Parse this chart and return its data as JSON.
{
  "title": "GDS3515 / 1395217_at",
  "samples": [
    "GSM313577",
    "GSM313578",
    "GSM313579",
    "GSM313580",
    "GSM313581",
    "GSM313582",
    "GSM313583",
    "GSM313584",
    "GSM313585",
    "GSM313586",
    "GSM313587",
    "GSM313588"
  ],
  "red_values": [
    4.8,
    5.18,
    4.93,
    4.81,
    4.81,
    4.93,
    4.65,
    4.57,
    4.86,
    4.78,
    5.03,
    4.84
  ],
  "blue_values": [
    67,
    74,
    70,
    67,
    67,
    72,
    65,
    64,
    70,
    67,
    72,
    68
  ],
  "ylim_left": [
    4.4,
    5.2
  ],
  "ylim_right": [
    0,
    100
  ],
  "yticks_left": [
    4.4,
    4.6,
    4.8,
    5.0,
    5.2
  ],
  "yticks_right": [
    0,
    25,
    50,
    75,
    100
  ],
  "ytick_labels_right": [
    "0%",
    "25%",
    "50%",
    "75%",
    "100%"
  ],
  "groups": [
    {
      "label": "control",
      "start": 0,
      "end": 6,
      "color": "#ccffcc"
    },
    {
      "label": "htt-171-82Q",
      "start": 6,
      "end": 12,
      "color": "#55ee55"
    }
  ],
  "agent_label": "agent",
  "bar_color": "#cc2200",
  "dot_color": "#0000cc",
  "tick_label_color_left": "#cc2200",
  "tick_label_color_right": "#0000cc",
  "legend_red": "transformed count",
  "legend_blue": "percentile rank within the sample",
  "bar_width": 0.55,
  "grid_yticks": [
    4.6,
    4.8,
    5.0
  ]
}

________

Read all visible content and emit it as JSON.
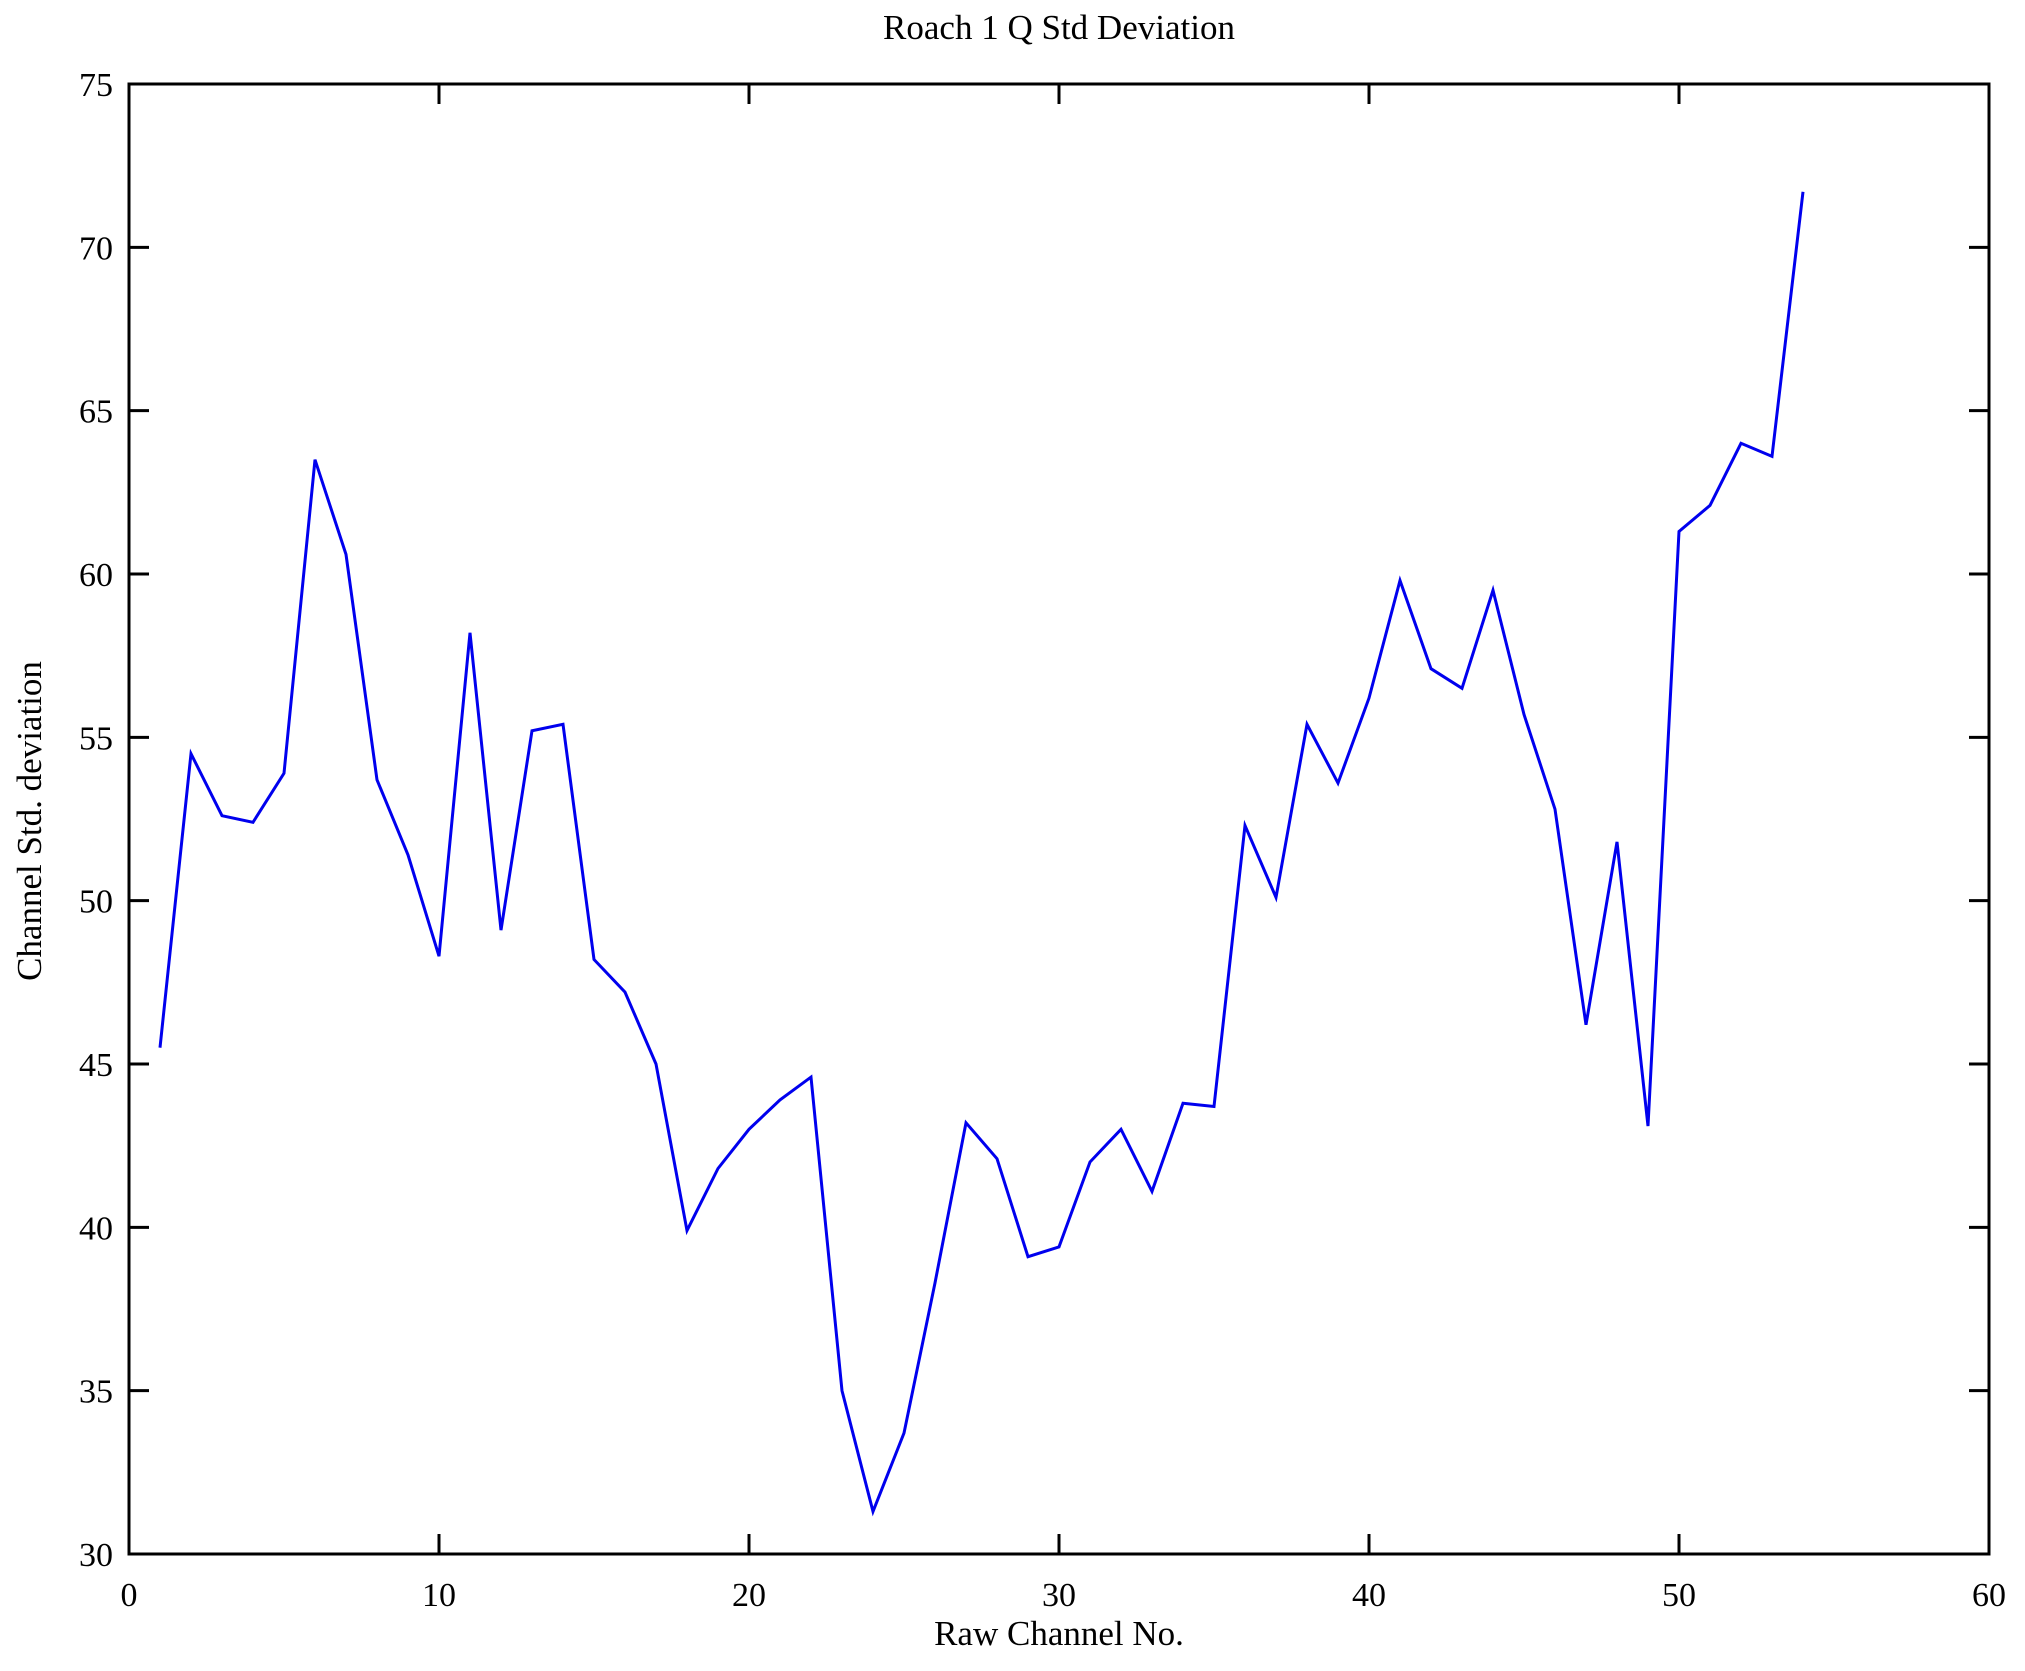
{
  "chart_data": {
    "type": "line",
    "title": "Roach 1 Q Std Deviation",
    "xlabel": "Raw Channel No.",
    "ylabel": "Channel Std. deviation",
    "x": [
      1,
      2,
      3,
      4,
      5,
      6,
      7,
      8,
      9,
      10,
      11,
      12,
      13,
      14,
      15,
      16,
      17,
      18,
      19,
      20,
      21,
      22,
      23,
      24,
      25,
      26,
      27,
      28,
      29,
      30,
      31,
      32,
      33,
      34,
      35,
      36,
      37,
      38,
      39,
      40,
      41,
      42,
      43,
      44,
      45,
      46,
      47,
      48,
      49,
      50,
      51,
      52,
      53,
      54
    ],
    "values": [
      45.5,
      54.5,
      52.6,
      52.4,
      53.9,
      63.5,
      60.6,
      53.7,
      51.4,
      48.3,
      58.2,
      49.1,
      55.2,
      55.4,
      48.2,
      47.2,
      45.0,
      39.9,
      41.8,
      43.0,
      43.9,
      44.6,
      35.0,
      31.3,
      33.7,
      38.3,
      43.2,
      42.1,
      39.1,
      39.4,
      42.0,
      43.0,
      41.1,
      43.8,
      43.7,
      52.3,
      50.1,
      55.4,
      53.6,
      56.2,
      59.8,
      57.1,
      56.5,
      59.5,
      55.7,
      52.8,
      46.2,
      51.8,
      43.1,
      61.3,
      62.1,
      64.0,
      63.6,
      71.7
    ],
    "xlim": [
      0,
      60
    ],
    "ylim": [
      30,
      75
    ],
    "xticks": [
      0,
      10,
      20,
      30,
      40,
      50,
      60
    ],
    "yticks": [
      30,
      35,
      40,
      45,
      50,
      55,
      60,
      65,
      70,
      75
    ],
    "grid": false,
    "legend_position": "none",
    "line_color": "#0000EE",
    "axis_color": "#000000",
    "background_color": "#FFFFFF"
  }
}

________

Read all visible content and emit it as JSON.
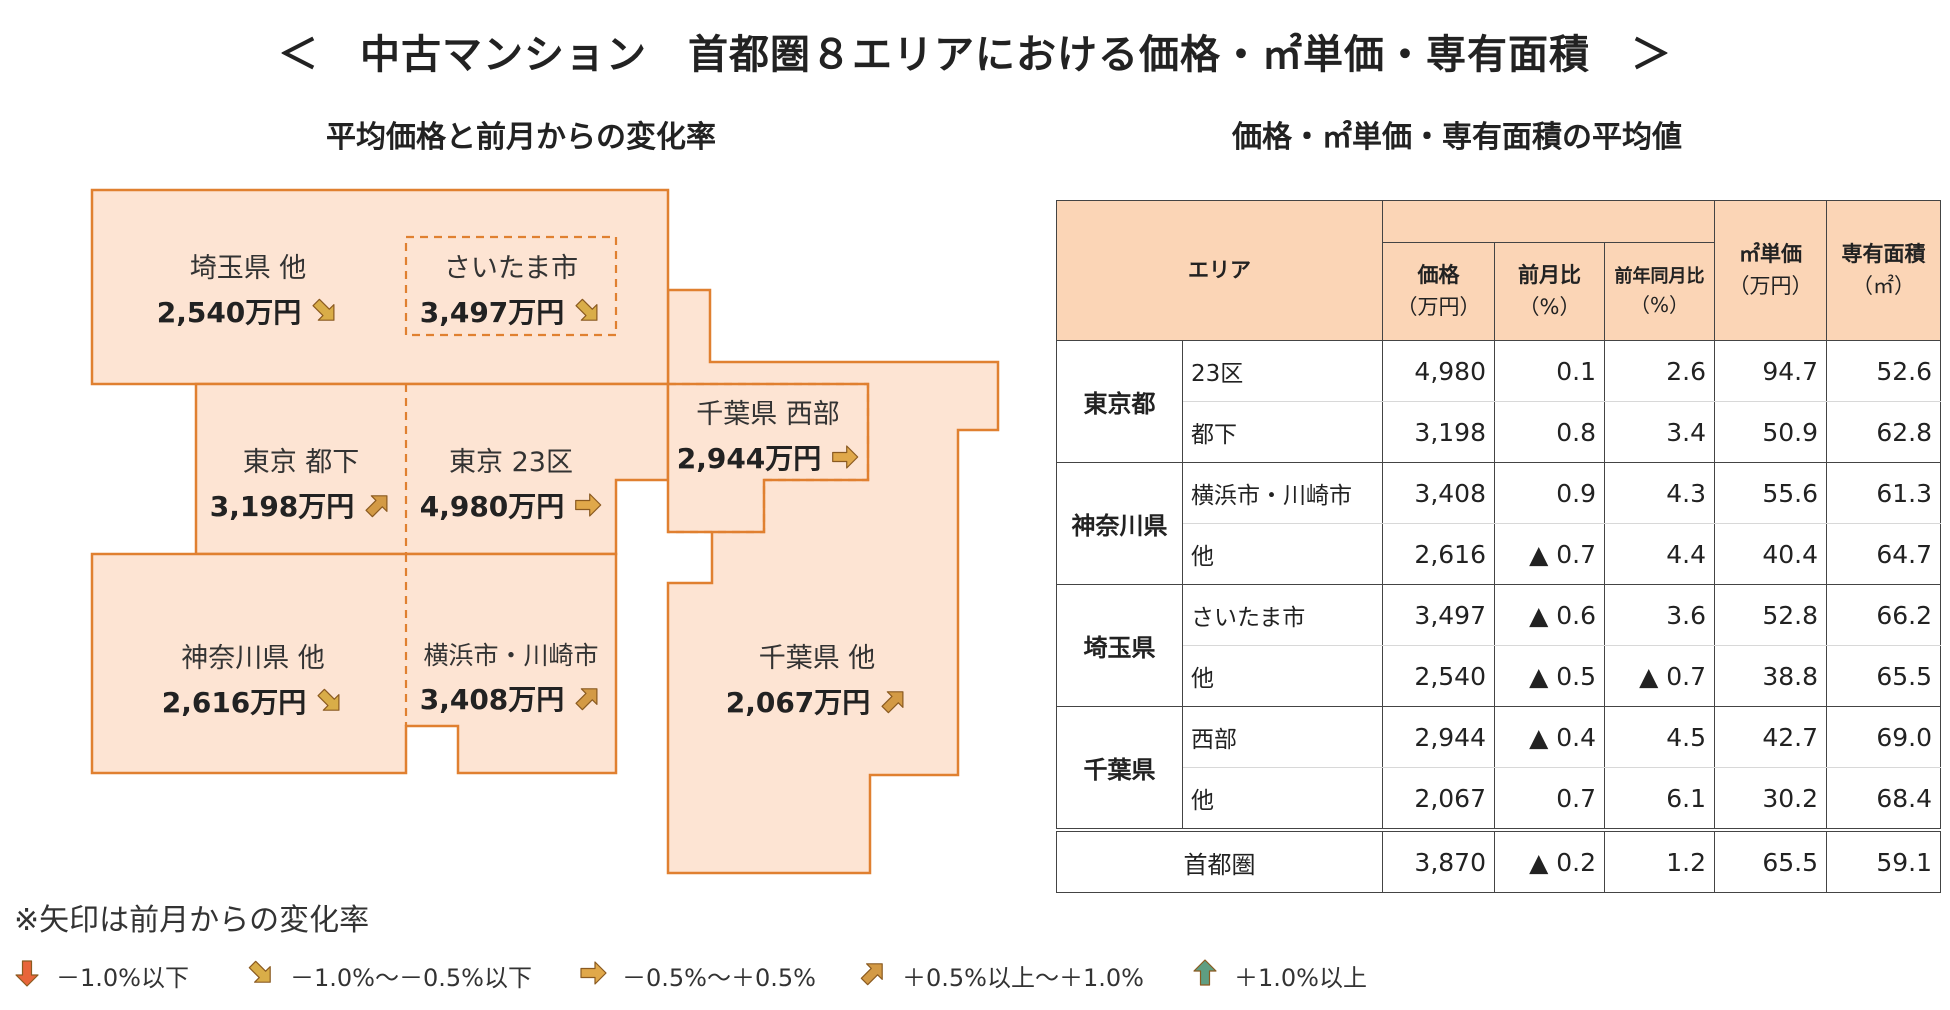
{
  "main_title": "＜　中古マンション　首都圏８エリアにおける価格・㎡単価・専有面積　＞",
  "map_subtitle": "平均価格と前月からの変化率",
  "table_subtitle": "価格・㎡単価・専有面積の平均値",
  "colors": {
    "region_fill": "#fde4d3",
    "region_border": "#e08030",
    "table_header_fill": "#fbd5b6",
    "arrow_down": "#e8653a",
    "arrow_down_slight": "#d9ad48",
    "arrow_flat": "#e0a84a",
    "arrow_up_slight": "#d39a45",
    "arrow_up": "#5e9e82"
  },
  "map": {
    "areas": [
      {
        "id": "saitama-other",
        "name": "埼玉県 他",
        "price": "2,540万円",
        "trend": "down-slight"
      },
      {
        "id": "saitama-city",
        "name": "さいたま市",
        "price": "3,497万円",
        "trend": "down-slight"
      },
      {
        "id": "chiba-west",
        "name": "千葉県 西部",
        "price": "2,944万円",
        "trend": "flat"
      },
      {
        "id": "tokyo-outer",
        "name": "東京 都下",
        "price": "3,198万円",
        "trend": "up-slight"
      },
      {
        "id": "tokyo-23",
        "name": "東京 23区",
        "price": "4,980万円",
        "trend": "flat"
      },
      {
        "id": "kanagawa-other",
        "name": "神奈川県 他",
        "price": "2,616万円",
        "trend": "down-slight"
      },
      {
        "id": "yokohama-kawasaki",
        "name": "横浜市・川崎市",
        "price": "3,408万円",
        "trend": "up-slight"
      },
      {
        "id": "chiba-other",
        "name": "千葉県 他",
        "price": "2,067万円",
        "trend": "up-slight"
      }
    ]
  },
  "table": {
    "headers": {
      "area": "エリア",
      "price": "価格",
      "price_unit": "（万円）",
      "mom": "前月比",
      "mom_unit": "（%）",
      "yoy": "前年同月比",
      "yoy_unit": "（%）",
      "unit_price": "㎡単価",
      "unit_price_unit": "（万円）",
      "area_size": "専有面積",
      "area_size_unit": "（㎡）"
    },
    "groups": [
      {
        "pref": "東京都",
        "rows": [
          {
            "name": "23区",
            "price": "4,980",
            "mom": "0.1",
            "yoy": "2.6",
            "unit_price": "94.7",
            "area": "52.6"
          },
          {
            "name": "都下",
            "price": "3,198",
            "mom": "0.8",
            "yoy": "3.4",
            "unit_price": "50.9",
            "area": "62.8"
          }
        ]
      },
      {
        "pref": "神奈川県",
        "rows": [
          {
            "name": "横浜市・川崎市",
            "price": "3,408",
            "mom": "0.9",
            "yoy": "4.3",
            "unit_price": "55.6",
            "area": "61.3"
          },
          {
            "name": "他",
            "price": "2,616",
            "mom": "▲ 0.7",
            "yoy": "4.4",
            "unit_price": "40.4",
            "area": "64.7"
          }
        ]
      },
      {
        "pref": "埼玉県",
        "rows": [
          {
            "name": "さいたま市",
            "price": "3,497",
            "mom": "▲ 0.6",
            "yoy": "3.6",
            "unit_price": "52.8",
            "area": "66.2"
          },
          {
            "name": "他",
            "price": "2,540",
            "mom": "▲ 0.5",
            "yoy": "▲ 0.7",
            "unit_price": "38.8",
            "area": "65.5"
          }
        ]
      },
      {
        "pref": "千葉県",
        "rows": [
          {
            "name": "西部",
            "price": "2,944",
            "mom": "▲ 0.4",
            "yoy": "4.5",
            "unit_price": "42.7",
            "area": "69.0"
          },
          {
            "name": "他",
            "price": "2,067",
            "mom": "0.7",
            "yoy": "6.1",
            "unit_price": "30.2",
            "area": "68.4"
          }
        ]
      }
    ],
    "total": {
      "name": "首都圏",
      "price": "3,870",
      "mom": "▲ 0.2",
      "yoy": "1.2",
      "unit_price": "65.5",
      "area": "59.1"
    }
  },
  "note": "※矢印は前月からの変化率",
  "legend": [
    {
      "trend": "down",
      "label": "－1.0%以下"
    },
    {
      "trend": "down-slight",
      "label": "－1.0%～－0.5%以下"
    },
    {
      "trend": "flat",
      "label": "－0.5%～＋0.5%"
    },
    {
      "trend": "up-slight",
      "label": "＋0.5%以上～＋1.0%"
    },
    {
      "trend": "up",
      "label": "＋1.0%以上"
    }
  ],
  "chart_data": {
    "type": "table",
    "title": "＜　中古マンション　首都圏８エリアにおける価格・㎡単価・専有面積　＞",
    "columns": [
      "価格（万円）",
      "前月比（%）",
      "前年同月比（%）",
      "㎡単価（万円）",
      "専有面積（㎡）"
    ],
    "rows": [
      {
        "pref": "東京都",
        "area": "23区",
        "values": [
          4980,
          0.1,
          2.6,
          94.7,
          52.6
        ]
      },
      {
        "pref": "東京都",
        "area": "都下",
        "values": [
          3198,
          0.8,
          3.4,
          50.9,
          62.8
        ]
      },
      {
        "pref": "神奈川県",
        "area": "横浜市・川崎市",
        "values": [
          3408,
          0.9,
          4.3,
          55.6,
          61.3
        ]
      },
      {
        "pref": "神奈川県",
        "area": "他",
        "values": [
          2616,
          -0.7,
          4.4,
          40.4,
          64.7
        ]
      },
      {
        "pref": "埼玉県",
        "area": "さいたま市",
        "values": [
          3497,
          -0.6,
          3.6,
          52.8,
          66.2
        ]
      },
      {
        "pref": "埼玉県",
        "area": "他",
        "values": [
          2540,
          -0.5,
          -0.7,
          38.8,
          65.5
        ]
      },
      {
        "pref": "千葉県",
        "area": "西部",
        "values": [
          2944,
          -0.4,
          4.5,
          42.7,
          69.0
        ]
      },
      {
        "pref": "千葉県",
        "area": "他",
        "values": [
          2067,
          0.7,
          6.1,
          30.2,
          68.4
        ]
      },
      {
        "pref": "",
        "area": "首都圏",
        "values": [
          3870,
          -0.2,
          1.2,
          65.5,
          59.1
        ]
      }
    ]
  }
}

________

= Task goal =
Identify and list each line with the word "other".

= Result =
        "id": "saitama-other",
        "id": "kanagawa-other",
        "id": "chiba-other",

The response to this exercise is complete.